# Brief:
Set down precisely the lines from the line with "Output a JSON" through the end of the material, inclusive, and no pictures.

# Dataset entries on figures:
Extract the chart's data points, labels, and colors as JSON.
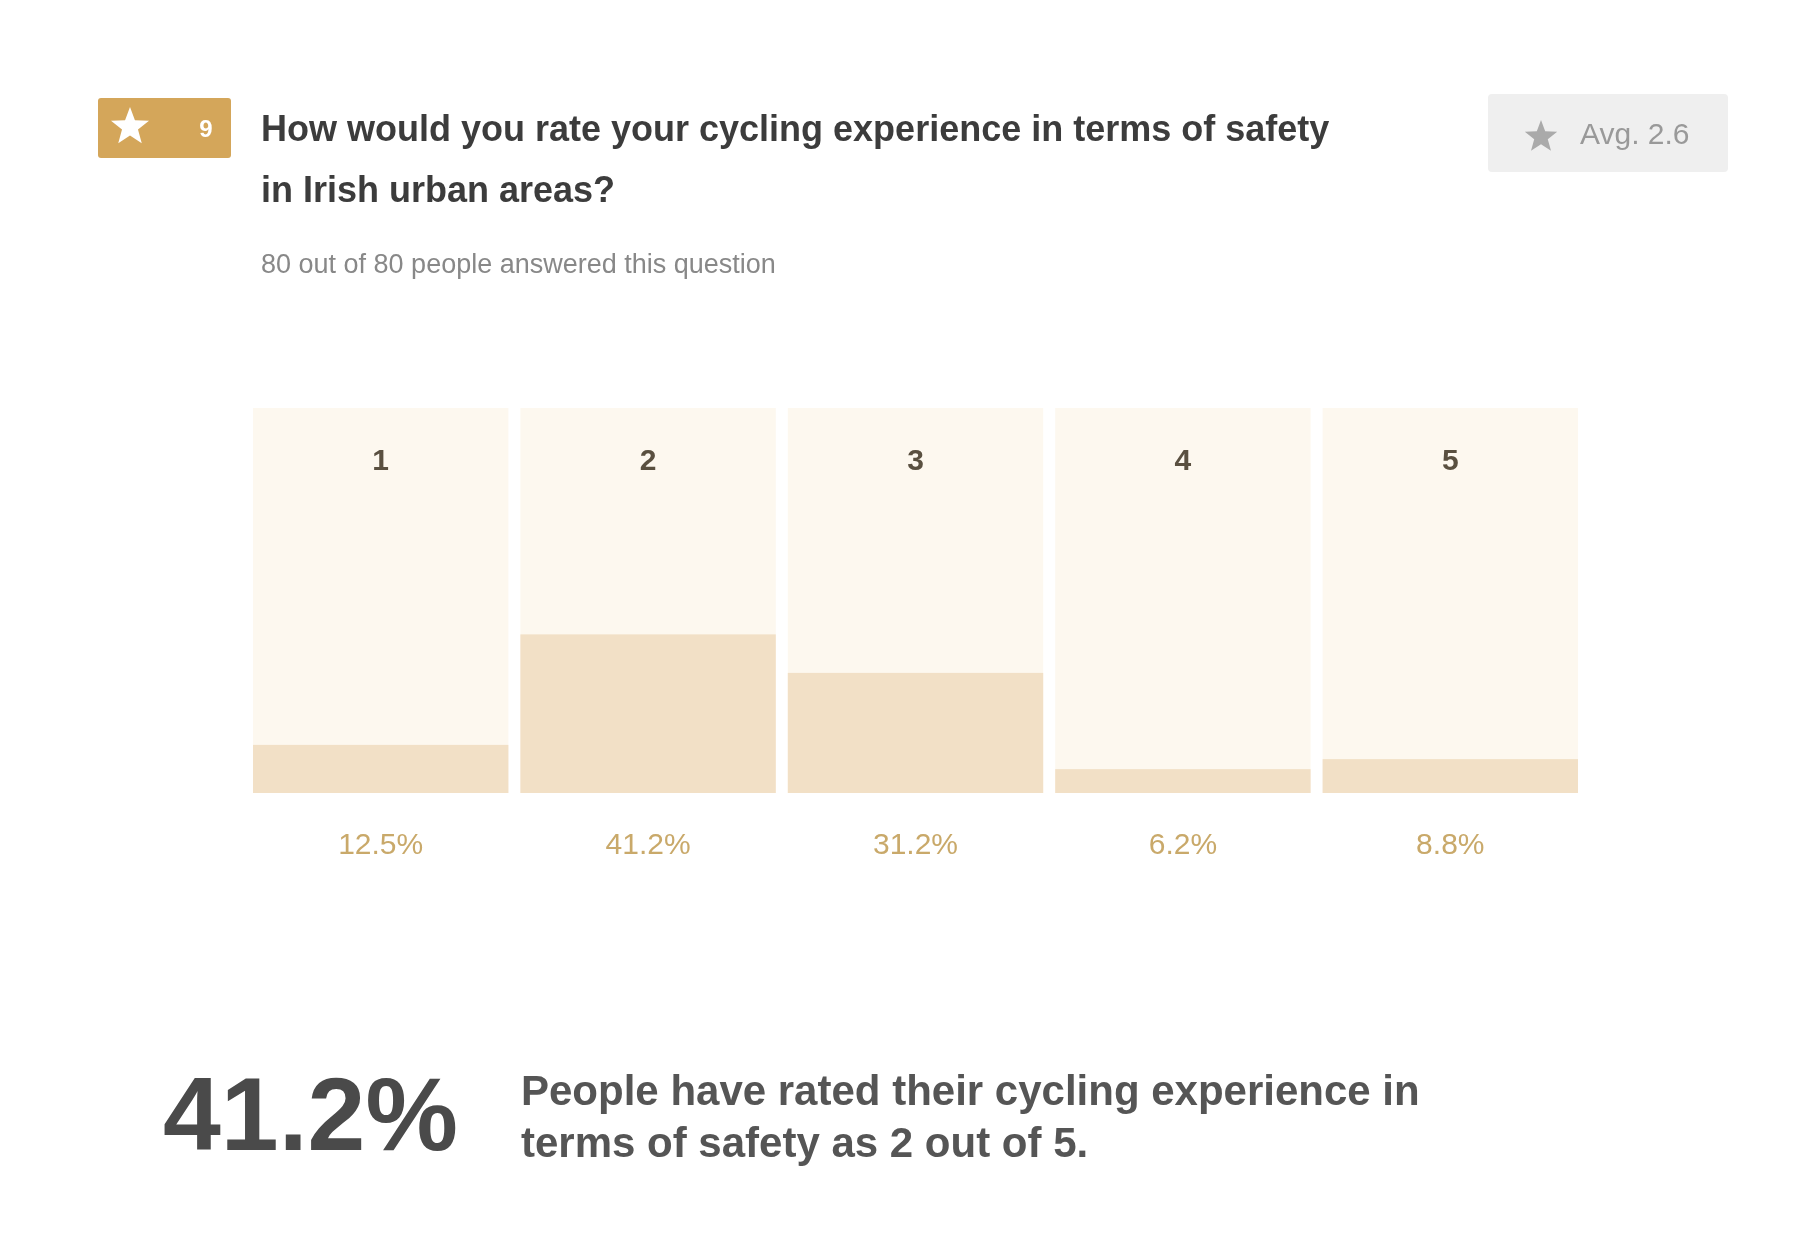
{
  "chart_data": {
    "type": "bar",
    "title": "How would you rate your cycling experience in terms of safety in Irish urban areas?",
    "subtitle": "80 out of 80 people answered this question",
    "categories": [
      "1",
      "2",
      "3",
      "4",
      "5"
    ],
    "values": [
      12.5,
      41.2,
      31.2,
      6.2,
      8.8
    ],
    "value_labels": [
      "12.5%",
      "41.2%",
      "31.2%",
      "6.2%",
      "8.8%"
    ],
    "color": "#f2e0c6",
    "ylim": [
      0,
      100
    ],
    "annotations": [
      "9",
      "Avg. 2.6",
      "41.2%",
      "People have rated their cycling experience in terms of safety as 2 out of 5."
    ]
  }
}
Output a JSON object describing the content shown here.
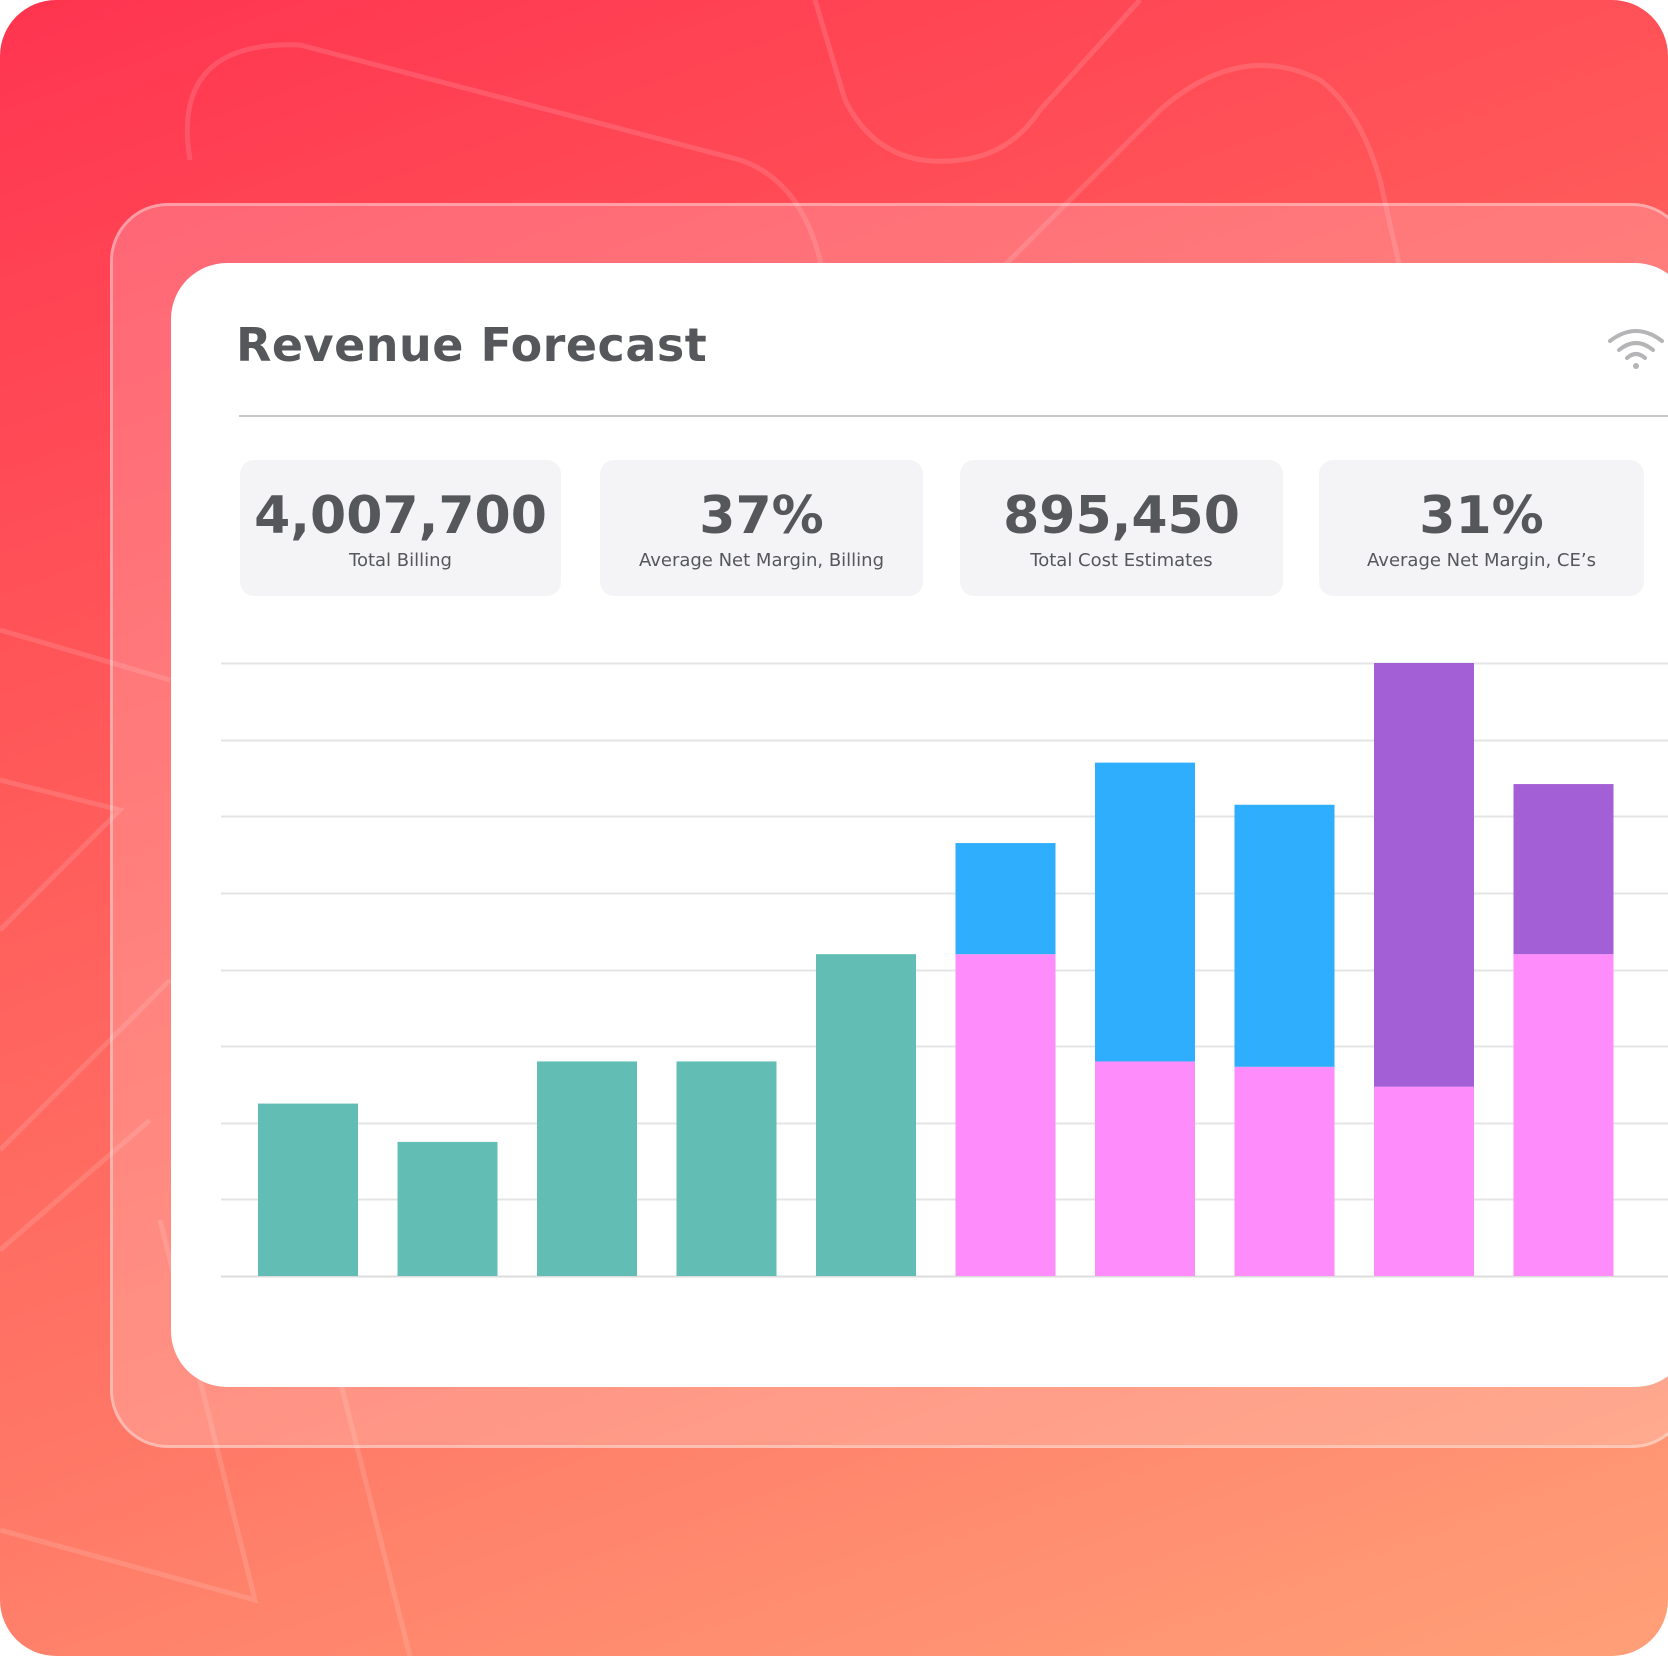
{
  "card": {
    "title": "Revenue Forecast",
    "header_icon": "wifi-icon"
  },
  "kpis": [
    {
      "value": "4,007,700",
      "label": "Total Billing"
    },
    {
      "value": "37%",
      "label": "Average Net Margin, Billing"
    },
    {
      "value": "895,450",
      "label": "Total Cost Estimates"
    },
    {
      "value": "31%",
      "label": "Average Net Margin, CE’s"
    }
  ],
  "colors": {
    "teal": "#62bdb4",
    "pink": "#ff8cfb",
    "blue": "#2eaefc",
    "purple": "#a35fd6",
    "gridline": "#e4e4e6",
    "text": "#55575b"
  },
  "chart_data": {
    "type": "bar",
    "stacked": true,
    "categories": [
      "",
      "",
      "",
      "",
      "",
      "",
      "",
      "",
      "",
      ""
    ],
    "ylim": [
      0,
      8
    ],
    "grid": true,
    "series": [
      {
        "color": "#62bdb4",
        "values": [
          2.25,
          1.75,
          2.8,
          2.8,
          4.2,
          0,
          0,
          0,
          0,
          0
        ]
      },
      {
        "color": "#ff8cfb",
        "values": [
          0,
          0,
          0,
          0,
          0,
          4.2,
          2.8,
          2.73,
          2.47,
          4.2
        ]
      },
      {
        "color": "#2eaefc",
        "values": [
          0,
          0,
          0,
          0,
          0,
          1.45,
          3.9,
          3.42,
          0,
          0
        ]
      },
      {
        "color": "#a35fd6",
        "values": [
          0,
          0,
          0,
          0,
          0,
          0,
          0,
          0,
          5.53,
          2.22
        ]
      }
    ]
  }
}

# Response for this exercise:
Output a JSON object describing the content shown here.
{
  "card": {
    "title": "Revenue Forecast",
    "header_icon": "wifi-icon"
  },
  "kpis": [
    {
      "value": "4,007,700",
      "label": "Total Billing"
    },
    {
      "value": "37%",
      "label": "Average Net Margin, Billing"
    },
    {
      "value": "895,450",
      "label": "Total Cost Estimates"
    },
    {
      "value": "31%",
      "label": "Average Net Margin, CE’s"
    }
  ],
  "colors": {
    "teal": "#62bdb4",
    "pink": "#ff8cfb",
    "blue": "#2eaefc",
    "purple": "#a35fd6",
    "gridline": "#e4e4e6",
    "text": "#55575b"
  },
  "chart_data": {
    "type": "bar",
    "stacked": true,
    "categories": [
      "",
      "",
      "",
      "",
      "",
      "",
      "",
      "",
      "",
      ""
    ],
    "ylim": [
      0,
      8
    ],
    "grid": true,
    "series": [
      {
        "color": "#62bdb4",
        "values": [
          2.25,
          1.75,
          2.8,
          2.8,
          4.2,
          0,
          0,
          0,
          0,
          0
        ]
      },
      {
        "color": "#ff8cfb",
        "values": [
          0,
          0,
          0,
          0,
          0,
          4.2,
          2.8,
          2.73,
          2.47,
          4.2
        ]
      },
      {
        "color": "#2eaefc",
        "values": [
          0,
          0,
          0,
          0,
          0,
          1.45,
          3.9,
          3.42,
          0,
          0
        ]
      },
      {
        "color": "#a35fd6",
        "values": [
          0,
          0,
          0,
          0,
          0,
          0,
          0,
          0,
          5.53,
          2.22
        ]
      }
    ]
  }
}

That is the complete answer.